● Exercise objective
From the listing below, copy every line with the word "health".

Dataset items:
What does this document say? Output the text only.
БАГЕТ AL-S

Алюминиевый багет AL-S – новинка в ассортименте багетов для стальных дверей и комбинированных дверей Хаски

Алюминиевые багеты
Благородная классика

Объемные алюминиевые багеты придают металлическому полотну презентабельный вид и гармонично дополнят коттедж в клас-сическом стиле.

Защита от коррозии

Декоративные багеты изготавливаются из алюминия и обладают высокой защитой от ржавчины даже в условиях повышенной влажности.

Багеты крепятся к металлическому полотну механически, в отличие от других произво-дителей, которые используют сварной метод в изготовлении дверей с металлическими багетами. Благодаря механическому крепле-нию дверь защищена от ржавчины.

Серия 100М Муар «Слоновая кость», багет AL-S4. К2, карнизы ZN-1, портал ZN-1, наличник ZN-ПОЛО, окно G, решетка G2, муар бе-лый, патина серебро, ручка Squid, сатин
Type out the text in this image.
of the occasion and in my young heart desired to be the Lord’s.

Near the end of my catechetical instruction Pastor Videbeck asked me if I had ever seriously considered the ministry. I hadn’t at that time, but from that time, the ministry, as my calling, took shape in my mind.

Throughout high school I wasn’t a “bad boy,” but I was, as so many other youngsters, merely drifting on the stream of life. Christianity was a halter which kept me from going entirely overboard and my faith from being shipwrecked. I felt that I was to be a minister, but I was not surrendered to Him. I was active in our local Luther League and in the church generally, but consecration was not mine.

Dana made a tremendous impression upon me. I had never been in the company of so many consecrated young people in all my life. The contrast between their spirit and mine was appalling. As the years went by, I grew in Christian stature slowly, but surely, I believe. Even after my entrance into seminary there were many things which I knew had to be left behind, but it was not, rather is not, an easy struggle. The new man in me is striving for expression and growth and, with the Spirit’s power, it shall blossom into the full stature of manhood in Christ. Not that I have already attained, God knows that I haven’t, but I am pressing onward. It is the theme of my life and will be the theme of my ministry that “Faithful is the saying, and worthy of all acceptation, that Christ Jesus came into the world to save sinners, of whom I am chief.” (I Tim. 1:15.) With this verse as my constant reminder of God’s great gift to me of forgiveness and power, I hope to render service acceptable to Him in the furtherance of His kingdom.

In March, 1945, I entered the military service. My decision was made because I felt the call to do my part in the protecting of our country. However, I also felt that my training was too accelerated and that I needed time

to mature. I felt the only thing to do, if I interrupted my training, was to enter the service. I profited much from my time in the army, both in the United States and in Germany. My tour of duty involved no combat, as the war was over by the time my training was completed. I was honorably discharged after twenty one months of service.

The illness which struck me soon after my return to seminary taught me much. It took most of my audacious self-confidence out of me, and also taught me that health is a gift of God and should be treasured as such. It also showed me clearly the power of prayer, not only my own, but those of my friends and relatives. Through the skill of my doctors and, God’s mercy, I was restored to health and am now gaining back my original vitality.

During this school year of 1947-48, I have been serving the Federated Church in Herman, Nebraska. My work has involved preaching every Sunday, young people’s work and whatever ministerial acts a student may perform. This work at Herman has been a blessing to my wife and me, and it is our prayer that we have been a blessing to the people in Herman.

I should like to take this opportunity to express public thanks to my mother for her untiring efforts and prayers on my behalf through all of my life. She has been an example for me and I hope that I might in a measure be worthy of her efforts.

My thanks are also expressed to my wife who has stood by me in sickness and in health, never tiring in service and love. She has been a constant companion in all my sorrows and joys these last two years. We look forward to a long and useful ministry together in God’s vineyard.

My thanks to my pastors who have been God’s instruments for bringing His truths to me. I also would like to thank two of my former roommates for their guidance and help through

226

● Answer in full
The illness which struck me soon after my return to seminary taught me much. It took most of my audacious self-confidence out of me, and also taught me that health is a gift of God and should be treasured as such. It also showed me clearly the power of prayer, not only my own, but those of my friends and relatives. Through the skill of my doctors and, God’s mercy, I was restored to health and am now gaining back my original vitality.
My thanks are also expressed to my wife who has stood by me in sickness and in health, never tiring in service and love. She has been a constant companion in all my sorrows and joys these last two years. We look forward to a long and useful ministry together in God’s vineyard.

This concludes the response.